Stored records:
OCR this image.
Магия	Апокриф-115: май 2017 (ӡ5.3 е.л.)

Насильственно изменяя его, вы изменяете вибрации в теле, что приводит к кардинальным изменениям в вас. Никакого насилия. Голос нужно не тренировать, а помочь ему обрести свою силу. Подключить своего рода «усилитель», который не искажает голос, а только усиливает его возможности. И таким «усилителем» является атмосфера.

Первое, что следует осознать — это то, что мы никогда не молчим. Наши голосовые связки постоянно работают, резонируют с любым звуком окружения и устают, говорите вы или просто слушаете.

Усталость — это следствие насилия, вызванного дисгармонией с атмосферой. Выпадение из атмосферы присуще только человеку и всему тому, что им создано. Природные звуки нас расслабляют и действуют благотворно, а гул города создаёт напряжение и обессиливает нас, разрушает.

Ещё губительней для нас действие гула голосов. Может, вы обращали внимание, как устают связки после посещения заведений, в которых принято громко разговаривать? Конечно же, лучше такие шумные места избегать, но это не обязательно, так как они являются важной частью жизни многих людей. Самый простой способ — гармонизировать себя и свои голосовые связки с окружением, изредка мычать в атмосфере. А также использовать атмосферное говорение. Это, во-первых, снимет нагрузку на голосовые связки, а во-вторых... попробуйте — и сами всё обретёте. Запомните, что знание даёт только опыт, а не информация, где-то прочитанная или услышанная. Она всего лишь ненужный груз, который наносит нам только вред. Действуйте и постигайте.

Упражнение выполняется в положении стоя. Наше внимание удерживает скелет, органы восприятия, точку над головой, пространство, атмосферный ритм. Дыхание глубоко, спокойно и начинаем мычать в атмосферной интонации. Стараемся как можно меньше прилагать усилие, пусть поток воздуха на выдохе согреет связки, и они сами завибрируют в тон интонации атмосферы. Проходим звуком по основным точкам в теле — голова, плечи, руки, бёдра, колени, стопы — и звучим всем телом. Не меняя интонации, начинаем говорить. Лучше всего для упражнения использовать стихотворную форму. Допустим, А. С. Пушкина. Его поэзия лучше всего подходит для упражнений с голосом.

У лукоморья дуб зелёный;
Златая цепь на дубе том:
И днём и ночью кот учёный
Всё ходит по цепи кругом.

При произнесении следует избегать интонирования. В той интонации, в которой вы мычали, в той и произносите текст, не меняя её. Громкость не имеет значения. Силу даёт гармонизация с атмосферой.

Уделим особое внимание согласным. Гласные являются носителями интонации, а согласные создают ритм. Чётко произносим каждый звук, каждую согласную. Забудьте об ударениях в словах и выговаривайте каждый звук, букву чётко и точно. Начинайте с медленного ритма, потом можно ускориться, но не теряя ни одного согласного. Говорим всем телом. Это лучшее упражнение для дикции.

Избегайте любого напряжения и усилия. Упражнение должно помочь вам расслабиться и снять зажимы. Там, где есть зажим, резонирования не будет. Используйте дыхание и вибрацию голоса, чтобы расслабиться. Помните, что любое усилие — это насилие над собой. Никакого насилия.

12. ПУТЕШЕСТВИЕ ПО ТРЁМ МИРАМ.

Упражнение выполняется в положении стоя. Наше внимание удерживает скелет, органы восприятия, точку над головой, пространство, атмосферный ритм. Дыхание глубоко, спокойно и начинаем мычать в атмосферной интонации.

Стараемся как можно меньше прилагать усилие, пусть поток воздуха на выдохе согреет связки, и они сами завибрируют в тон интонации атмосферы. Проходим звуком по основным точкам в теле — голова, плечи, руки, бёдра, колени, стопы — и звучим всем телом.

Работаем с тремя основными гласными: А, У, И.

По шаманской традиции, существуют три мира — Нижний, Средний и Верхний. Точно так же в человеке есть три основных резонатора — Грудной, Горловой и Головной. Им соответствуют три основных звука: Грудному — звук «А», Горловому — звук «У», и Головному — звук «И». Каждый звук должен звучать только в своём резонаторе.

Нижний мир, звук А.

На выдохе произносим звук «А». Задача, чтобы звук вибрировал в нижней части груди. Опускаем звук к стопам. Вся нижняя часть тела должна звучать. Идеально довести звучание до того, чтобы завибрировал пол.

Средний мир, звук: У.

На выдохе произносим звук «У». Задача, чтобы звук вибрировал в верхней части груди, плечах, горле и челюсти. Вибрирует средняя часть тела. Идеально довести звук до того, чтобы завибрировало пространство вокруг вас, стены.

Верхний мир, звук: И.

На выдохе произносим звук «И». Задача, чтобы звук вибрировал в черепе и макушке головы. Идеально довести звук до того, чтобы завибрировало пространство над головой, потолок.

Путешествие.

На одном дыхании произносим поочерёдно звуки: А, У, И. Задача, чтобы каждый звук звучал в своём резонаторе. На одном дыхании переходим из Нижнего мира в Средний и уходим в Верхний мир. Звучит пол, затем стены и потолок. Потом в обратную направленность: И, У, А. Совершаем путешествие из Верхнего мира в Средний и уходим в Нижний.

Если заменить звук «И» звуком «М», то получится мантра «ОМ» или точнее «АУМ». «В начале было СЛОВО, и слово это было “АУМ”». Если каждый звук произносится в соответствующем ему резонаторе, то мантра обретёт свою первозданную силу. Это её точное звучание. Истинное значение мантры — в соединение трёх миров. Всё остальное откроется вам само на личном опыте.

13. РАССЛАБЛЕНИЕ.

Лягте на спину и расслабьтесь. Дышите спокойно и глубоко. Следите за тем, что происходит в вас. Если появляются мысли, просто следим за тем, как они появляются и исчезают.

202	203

• _Instructions to follow_: Where a line contains the string "звучать", extract that line.

• _Solution below_:
По шаманской традиции, существуют три мира — Нижний, Средний и Верхний. Точно так же в человеке есть три основных резонатора — Грудной, Горловой и Головной. Им соответствуют три основных звука: Грудному — звук «А», Горловому — звук «У», и Головному — звук «И». Каждый звук должен звучать только в своём резонаторе.
На выдохе произносим звук «А». Задача, чтобы звук вибрировал в нижней части груди. Опускаем звук к стопам. Вся нижняя часть тела должна звучать. Идеально довести звучание до того, чтобы завибрировал пол.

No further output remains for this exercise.